## Exercise materials:
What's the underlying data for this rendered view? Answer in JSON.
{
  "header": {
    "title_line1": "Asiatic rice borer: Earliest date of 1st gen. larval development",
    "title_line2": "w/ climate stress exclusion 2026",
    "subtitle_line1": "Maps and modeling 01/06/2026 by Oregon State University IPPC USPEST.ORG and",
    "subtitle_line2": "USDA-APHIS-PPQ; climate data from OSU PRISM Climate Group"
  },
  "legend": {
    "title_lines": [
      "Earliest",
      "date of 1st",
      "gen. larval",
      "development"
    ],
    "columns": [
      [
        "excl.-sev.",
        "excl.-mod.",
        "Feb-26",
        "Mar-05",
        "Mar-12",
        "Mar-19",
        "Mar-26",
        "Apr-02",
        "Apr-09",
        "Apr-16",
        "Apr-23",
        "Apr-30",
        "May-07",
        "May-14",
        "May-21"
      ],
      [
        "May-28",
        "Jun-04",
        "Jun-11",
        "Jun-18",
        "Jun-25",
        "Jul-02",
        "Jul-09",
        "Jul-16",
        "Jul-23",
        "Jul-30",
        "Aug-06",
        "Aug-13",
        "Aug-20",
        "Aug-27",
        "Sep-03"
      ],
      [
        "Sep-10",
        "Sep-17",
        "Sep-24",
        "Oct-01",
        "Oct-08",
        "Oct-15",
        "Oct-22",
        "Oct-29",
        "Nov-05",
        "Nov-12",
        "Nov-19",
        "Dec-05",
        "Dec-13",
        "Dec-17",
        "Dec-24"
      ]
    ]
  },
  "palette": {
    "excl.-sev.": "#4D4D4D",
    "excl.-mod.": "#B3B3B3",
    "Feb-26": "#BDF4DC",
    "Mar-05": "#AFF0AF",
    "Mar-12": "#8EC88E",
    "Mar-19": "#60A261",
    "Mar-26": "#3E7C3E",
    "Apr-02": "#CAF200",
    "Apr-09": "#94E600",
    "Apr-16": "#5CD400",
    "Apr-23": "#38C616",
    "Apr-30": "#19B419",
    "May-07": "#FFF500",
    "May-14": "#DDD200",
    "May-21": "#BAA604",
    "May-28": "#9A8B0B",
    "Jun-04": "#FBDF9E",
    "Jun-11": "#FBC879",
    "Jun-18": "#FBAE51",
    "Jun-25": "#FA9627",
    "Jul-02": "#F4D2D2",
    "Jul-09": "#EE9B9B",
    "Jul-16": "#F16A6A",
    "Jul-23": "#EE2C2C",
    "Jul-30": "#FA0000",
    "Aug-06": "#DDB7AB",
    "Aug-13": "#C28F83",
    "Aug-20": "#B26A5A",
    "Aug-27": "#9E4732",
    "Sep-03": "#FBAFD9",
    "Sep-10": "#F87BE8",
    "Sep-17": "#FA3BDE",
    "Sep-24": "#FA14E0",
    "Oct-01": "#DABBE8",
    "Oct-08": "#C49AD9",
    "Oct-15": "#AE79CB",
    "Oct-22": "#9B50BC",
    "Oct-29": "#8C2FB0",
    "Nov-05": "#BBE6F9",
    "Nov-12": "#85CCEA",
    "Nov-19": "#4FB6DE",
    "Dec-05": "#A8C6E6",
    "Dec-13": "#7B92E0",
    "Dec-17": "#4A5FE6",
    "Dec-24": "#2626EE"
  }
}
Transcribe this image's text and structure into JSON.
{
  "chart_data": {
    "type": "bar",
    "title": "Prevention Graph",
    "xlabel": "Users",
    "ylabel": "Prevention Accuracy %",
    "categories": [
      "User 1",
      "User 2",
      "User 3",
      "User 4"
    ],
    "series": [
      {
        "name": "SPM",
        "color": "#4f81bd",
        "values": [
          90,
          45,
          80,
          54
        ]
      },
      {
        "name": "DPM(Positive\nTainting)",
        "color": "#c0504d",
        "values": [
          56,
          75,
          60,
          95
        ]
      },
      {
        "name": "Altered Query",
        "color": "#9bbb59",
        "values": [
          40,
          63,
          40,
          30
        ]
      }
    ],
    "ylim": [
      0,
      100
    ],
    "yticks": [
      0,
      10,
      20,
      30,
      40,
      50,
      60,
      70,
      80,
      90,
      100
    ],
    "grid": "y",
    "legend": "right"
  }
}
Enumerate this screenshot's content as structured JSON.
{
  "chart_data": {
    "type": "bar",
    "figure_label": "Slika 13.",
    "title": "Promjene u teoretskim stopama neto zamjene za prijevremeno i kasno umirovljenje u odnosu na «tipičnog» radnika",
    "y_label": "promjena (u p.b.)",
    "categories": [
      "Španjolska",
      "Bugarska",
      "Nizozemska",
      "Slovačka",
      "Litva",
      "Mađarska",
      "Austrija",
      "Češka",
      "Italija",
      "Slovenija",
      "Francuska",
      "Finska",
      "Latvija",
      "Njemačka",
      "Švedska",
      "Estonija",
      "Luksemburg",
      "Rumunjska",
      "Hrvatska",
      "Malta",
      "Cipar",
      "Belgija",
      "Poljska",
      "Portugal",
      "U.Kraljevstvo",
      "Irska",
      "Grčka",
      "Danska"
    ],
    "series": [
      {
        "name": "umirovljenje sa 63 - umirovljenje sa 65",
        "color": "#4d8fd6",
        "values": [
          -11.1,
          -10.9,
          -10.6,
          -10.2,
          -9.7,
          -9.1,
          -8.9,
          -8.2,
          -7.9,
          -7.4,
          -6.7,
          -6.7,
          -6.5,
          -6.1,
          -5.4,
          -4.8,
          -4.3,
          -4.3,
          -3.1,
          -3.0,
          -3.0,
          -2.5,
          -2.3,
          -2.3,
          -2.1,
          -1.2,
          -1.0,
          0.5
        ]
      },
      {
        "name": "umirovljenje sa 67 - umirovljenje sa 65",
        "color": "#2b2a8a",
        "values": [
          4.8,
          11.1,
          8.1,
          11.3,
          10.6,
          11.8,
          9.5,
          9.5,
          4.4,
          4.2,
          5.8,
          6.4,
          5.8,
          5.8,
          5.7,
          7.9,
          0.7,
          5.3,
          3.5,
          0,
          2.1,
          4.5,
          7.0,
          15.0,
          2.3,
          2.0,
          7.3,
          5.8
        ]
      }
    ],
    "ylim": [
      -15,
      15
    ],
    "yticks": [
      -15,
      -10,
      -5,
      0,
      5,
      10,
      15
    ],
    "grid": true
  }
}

## Do this:
Find all lines where the word "larval" appears. Copy them.

## Result of this exercise:
    "title_line1": "Asiatic rice borer: Earliest date of 1st gen. larval development",
      "gen. larval",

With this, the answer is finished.